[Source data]
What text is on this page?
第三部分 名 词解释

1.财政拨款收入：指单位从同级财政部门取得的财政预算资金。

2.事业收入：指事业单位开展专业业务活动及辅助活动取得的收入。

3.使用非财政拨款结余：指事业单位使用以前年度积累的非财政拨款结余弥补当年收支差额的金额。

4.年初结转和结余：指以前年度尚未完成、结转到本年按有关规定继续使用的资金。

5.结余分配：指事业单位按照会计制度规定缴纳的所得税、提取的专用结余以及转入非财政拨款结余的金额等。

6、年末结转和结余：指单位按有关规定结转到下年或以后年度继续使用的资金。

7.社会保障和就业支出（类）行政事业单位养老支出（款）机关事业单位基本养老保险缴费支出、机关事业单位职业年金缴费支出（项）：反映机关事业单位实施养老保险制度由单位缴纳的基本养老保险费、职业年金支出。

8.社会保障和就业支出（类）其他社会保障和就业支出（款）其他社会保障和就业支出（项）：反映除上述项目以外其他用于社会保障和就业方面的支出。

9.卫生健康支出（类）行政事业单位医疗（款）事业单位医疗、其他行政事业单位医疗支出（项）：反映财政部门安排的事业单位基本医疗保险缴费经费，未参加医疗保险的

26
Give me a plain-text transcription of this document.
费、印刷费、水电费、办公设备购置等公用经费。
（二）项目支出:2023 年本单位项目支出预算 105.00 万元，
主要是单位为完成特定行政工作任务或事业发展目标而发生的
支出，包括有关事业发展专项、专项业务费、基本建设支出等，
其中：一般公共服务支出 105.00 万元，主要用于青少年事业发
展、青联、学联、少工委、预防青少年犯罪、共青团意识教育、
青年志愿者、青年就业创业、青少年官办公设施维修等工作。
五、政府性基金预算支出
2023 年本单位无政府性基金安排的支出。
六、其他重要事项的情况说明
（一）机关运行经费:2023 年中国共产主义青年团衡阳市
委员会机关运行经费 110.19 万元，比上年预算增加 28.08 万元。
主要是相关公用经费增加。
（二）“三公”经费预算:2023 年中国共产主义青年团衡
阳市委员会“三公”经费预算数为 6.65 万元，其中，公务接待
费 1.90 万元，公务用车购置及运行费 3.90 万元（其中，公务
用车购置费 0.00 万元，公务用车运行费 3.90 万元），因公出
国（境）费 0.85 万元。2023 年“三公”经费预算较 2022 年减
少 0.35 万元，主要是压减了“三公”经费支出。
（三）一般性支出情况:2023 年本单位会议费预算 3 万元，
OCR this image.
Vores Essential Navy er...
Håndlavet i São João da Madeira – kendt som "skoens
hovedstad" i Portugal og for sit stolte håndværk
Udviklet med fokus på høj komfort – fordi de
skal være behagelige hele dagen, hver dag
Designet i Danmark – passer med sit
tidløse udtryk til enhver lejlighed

PROBLEM TO WORK ON: Restate the whole of the material exactly.

RESPONSE TO THIS EXERCISE:
What text is on this page?
第三部分 名 词解释

1.财政拨款收入：指单位从同级财政部门取得的财政预算资金。

2.事业收入：指事业单位开展专业业务活动及辅助活动取得的收入。

3.使用非财政拨款结余：指事业单位使用以前年度积累的非财政拨款结余弥补当年收支差额的金额。

4.年初结转和结余：指以前年度尚未完成、结转到本年按有关规定继续使用的资金。

5.结余分配：指事业单位按照会计制度规定缴纳的所得税、提取的专用结余以及转入非财政拨款结余的金额等。

6、年末结转和结余：指单位按有关规定结转到下年或以后年度继续使用的资金。

7.社会保障和就业支出（类）行政事业单位养老支出（款）机关事业单位基本养老保险缴费支出、机关事业单位职业年金缴费支出（项）：反映机关事业单位实施养老保险制度由单位缴纳的基本养老保险费、职业年金支出。

8.社会保障和就业支出（类）其他社会保障和就业支出（款）其他社会保障和就业支出（项）：反映除上述项目以外其他用于社会保障和就业方面的支出。

9.卫生健康支出（类）行政事业单位医疗（款）事业单位医疗、其他行政事业单位医疗支出（项）：反映财政部门安排的事业单位基本医疗保险缴费经费，未参加医疗保险的

26
Give me a plain-text transcription of this document.
费、印刷费、水电费、办公设备购置等公用经费。
（二）项目支出:2023 年本单位项目支出预算 105.00 万元，
主要是单位为完成特定行政工作任务或事业发展目标而发生的
支出，包括有关事业发展专项、专项业务费、基本建设支出等，
其中：一般公共服务支出 105.00 万元，主要用于青少年事业发
展、青联、学联、少工委、预防青少年犯罪、共青团意识教育、
青年志愿者、青年就业创业、青少年官办公设施维修等工作。
五、政府性基金预算支出
2023 年本单位无政府性基金安排的支出。
六、其他重要事项的情况说明
（一）机关运行经费:2023 年中国共产主义青年团衡阳市
委员会机关运行经费 110.19 万元，比上年预算增加 28.08 万元。
主要是相关公用经费增加。
（二）“三公”经费预算:2023 年中国共产主义青年团衡
阳市委员会“三公”经费预算数为 6.65 万元，其中，公务接待
费 1.90 万元，公务用车购置及运行费 3.90 万元（其中，公务
用车购置费 0.00 万元，公务用车运行费 3.90 万元），因公出
国（境）费 0.85 万元。2023 年“三公”经费预算较 2022 年减
少 0.35 万元，主要是压减了“三公”经费支出。
（三）一般性支出情况:2023 年本单位会议费预算 3 万元，
OCR this image.
Vores Essential Navy er...
Håndlavet i São João da Madeira – kendt som "skoens
hovedstad" i Portugal og for sit stolte håndværk
Udviklet med fokus på høj komfort – fordi de
skal være behagelige hele dagen, hver dag
Designet i Danmark – passer med sit
tidløse udtryk til enhver lejlighed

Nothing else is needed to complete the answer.